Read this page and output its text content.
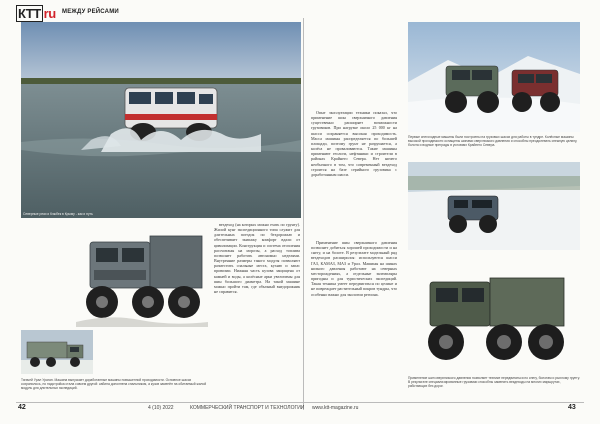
КТТ ru МЕЖДУ РЕЙСАМИ
Северные реки и Кэжбек в Крыму - как и путь
Тягачей Урал Ураган. Машина выпускает доработанные машины повышенной проходимости. Основное шасси сохранилось, но надстройка стала совсем другой: кабина дополнена спальником, а кузов заменён на обитаемый жилой модуль для длительных экспедиций.

вездеход (на которых можно ехать по грунту). Жилой кунг экспедиционного типа служит для длительных поездок по бездорожью и обеспечивает экипажу комфорт вдали от цивилизации. Конструкция и система отопления рассчитаны на морозы, а расход топлива позволяет работать автономно неделями. Внутренние размеры такого модуля позволяют разместить спальные места, кухню и запас провизии. Нижняя часть кузова защищена от камней и воды, а колёсные арки увеличены для шин большого диаметра. На такой машине можно пройти там, где обычный внедорожник не справится.

Опыт эксплуатации техники показал, что применение шин сверхнизкого давления существенно расширяет возможности грузовиков. При нагрузке около 25 000 кг на шасси сохраняется высокая проходимость. Масса машины распределяется по большей площади, поэтому грунт не разрушается, а колёса не проваливаются. Такие машины применяют геологи, нефтяники и строители в районах Крайнего Севера. Нет ничего необычного в том, что современный вездеход строится на базе серийного грузовика с доработанным шасси.

Применение шин сверхнизкого давления позволяет добиться хорошей проходимости и на снегу, и на болоте. В результате модельный ряд вездеходов расширился: используются шасси ГАЗ, КАМАЗ, МАЗ и Урал. Машины на шинах низкого давления работают на северных месторождениях, а отдельные экземпляры пригодны и для туристических экспедиций. Такая техника умеет передвигаться по целине и не повреждает растительный покров тундры, что особенно важно для экологии региона.

Первые снегоходные машины были построены на грузовых шасси для работы в тундре. Колёсные машины высокой проходимости оснащены шинами сверхнизкого давления и способны преодолевать снежную целину, болота и водные преграды в условиях Крайнего Севера.
Применение шин сверхнизкого давления позволяет технике передвигаться по снегу, болотам и рыхлому грунту. В результате специализированные грузовики способны заменить вездеходы на многих маршрутах, работающих без дорог.
42	4 (10) 2022	КОММЕРЧЕСКИЙ ТРАНСПОРТ И ТЕХНОЛОГИИ www.ktt-magazine.ru	43
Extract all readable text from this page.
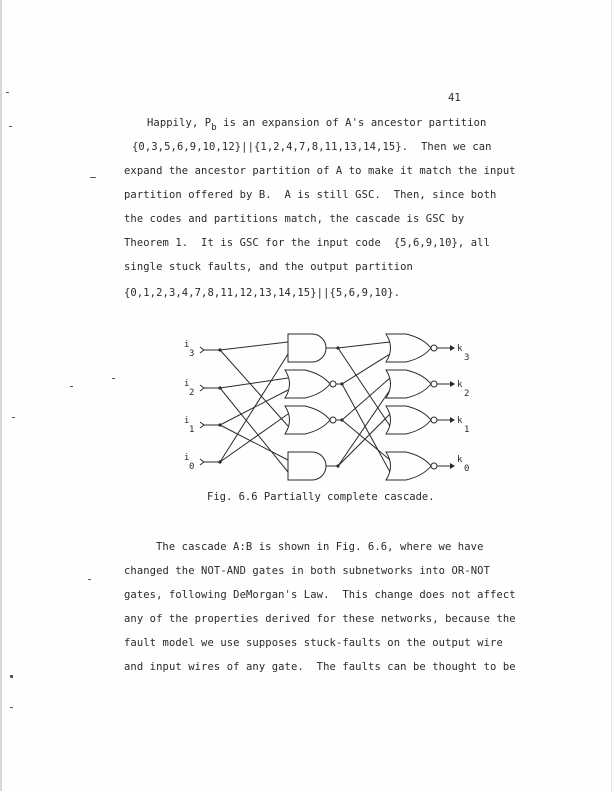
41
Happily, Pb is an expansion of A's ancestor partition
{0,3,5,6,9,10,12}||{1,2,4,7,8,11,13,14,15}.  Then we can
expand the ancestor partition of A to make it match the input
partition offered by B.  A is still GSC.  Then, since both
the codes and partitions match, the cascade is GSC by
Theorem 1.  It is GSC for the input code  {5,6,9,10}, all
single stuck faults, and the output partition
{0,1,2,3,4,7,8,11,12,13,14,15}||{5,6,9,10}.
i
3
i
2
i
1
i
0
k
3
k
2
k
1
k
0
Fig. 6.6 Partially complete cascade.
The cascade A:B is shown in Fig. 6.6, where we have
changed the NOT-AND gates in both subnetworks into OR-NOT
gates, following DeMorgan's Law.  This change does not affect
any of the properties derived for these networks, because the
fault model we use supposes stuck-faults on the output wire
and input wires of any gate.  The faults can be thought to be
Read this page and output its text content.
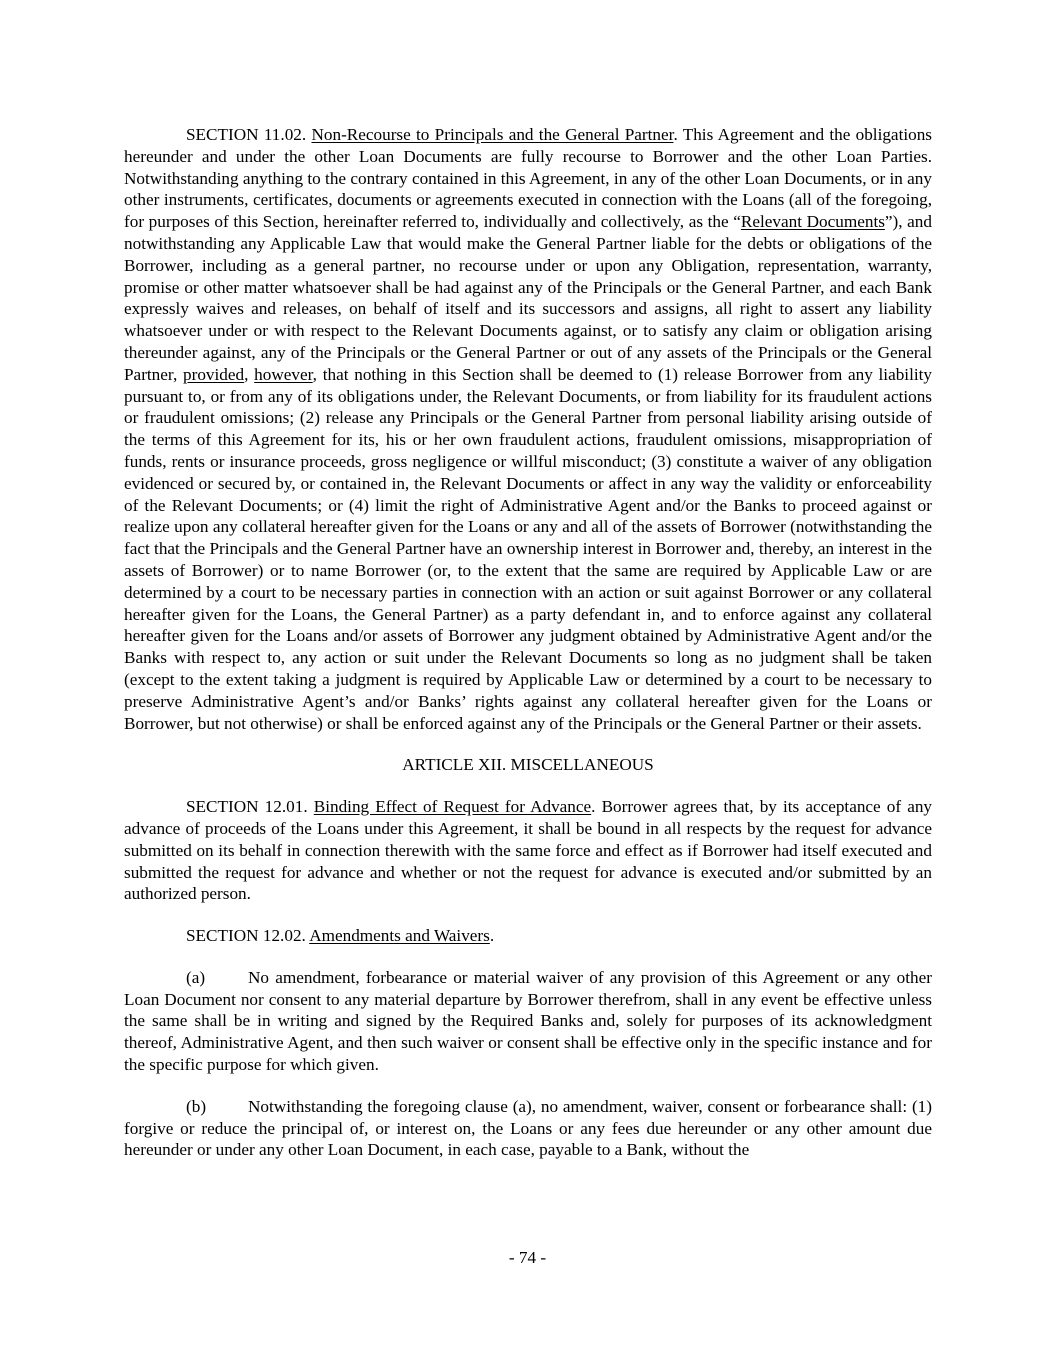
SECTION 11.02. Non-Recourse to Principals and the General Partner. This Agreement and the obligations hereunder and under the other Loan Documents are fully recourse to Borrower and the other Loan Parties. Notwithstanding anything to the contrary contained in this Agreement, in any of the other Loan Documents, or in any other instruments, certificates, documents or agreements executed in connection with the Loans (all of the foregoing, for purposes of this Section, hereinafter referred to, individually and collectively, as the “Relevant Documents”), and notwithstanding any Applicable Law that would make the General Partner liable for the debts or obligations of the Borrower, including as a general partner, no recourse under or upon any Obligation, representation, warranty, promise or other matter whatsoever shall be had against any of the Principals or the General Partner, and each Bank expressly waives and releases, on behalf of itself and its successors and assigns, all right to assert any liability whatsoever under or with respect to the Relevant Documents against, or to satisfy any claim or obligation arising thereunder against, any of the Principals or the General Partner or out of any assets of the Principals or the General Partner, provided, however, that nothing in this Section shall be deemed to (1) release Borrower from any liability pursuant to, or from any of its obligations under, the Relevant Documents, or from liability for its fraudulent actions or fraudulent omissions; (2) release any Principals or the General Partner from personal liability arising outside of the terms of this Agreement for its, his or her own fraudulent actions, fraudulent omissions, misappropriation of funds, rents or insurance proceeds, gross negligence or willful misconduct; (3) constitute a waiver of any obligation evidenced or secured by, or contained in, the Relevant Documents or affect in any way the validity or enforceability of the Relevant Documents; or (4) limit the right of Administrative Agent and/or the Banks to proceed against or realize upon any collateral hereafter given for the Loans or any and all of the assets of Borrower (notwithstanding the fact that the Principals and the General Partner have an ownership interest in Borrower and, thereby, an interest in the assets of Borrower) or to name Borrower (or, to the extent that the same are required by Applicable Law or are determined by a court to be necessary parties in connection with an action or suit against Borrower or any collateral hereafter given for the Loans, the General Partner) as a party defendant in, and to enforce against any collateral hereafter given for the Loans and/or assets of Borrower any judgment obtained by Administrative Agent and/or the Banks with respect to, any action or suit under the Relevant Documents so long as no judgment shall be taken (except to the extent taking a judgment is required by Applicable Law or determined by a court to be necessary to preserve Administrative Agent’s and/or Banks’ rights against any collateral hereafter given for the Loans or Borrower, but not otherwise) or shall be enforced against any of the Principals or the General Partner or their assets.

ARTICLE XII. MISCELLANEOUS

SECTION 12.01. Binding Effect of Request for Advance. Borrower agrees that, by its acceptance of any advance of proceeds of the Loans under this Agreement, it shall be bound in all respects by the request for advance submitted on its behalf in connection therewith with the same force and effect as if Borrower had itself executed and submitted the request for advance and whether or not the request for advance is executed and/or submitted by an authorized person.

SECTION 12.02. Amendments and Waivers.

(a) No amendment, forbearance or material waiver of any provision of this Agreement or any other Loan Document nor consent to any material departure by Borrower therefrom, shall in any event be effective unless the same shall be in writing and signed by the Required Banks and, solely for purposes of its acknowledgment thereof, Administrative Agent, and then such waiver or consent shall be effective only in the specific instance and for the specific purpose for which given.

(b) Notwithstanding the foregoing clause (a), no amendment, waiver, consent or forbearance shall: (1) forgive or reduce the principal of, or interest on, the Loans or any fees due hereunder or any other amount due hereunder or under any other Loan Document, in each case, payable to a Bank, without the

- 74 -
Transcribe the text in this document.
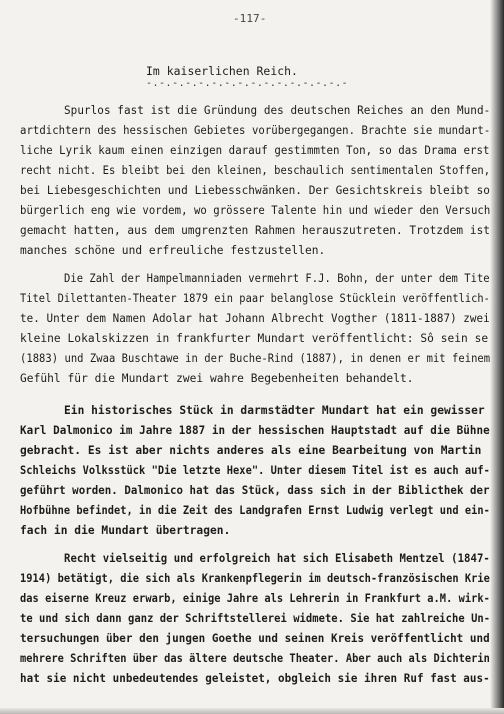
-117-
Im kaiserlichen Reich.
-.-.-.-.-.-.-.-.-.-.-.-.-.-.-.-
Spurlos fast ist die Gründung des deutschen Reiches an den Mund-
artdichtern des hessischen Gebietes vorübergegangen. Brachte sie mundart-
liche Lyrik kaum einen einzigen darauf gestimmten Ton, so das Drama erst
recht nicht. Es bleibt bei den kleinen, beschaulich sentimentalen Stoffen,
bei Liebesgeschichten und Liebesschwänken. Der Gesichtskreis bleibt so
bürgerlich eng wie vordem, wo grössere Talente hin und wieder den Versuch
gemacht hatten, aus dem umgrenzten Rahmen herauszutreten. Trotzdem ist
manches schöne und erfreuliche festzustellen.
Die Zahl der Hampelmanniaden vermehrt F.J. Bohn, der unter dem Tite
Titel Dilettanten-Theater 1879 ein paar belanglose Stücklein veröffentlich-
te. Unter dem Namen Adolar hat Johann Albrecht Vogther (1811-1887) zwei
kleine Lokalskizzen in frankfurter Mundart veröffentlicht: Sô sein se
(1883) und Zwaa Buschtawe in der Buche-Rind (1887), in denen er mit feinem
Gefühl für die Mundart zwei wahre Begebenheiten behandelt.
Ein historisches Stück in darmstädter Mundart hat ein gewisser
Karl Dalmonico im Jahre 1887 in der hessischen Hauptstadt auf die Bühne
gebracht. Es ist aber nichts anderes als eine Bearbeitung von Martin
Schleichs Volksstück "Die letzte Hexe". Unter diesem Titel ist es auch auf-
geführt worden. Dalmonico hat das Stück, dass sich in der Biblicthek der
Hofbühne befindet, in die Zeit des Landgrafen Ernst Ludwig verlegt und ein-
fach in die Mundart übertragen.
Recht vielseitig und erfolgreich hat sich Elisabeth Mentzel (1847-
1914) betätigt, die sich als Krankenpflegerin im deutsch-französischen Krie
das eiserne Kreuz erwarb, einige Jahre als Lehrerin in Frankfurt a.M. wirk-
te und sich dann ganz der Schriftstellerei widmete. Sie hat zahlreiche Un-
tersuchungen über den jungen Goethe und seinen Kreis veröffentlicht und
mehrere Schriften über das ältere deutsche Theater. Aber auch als Dichterin
hat sie nicht unbedeutendes geleistet, obgleich sie ihren Ruf fast aus-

• [Aim] Look through the data and show every line containing "veröffentlicht".

• [Written answer]
kleine Lokalskizzen in frankfurter Mundart veröffentlicht: Sô sein se
tersuchungen über den jungen Goethe und seinen Kreis veröffentlicht und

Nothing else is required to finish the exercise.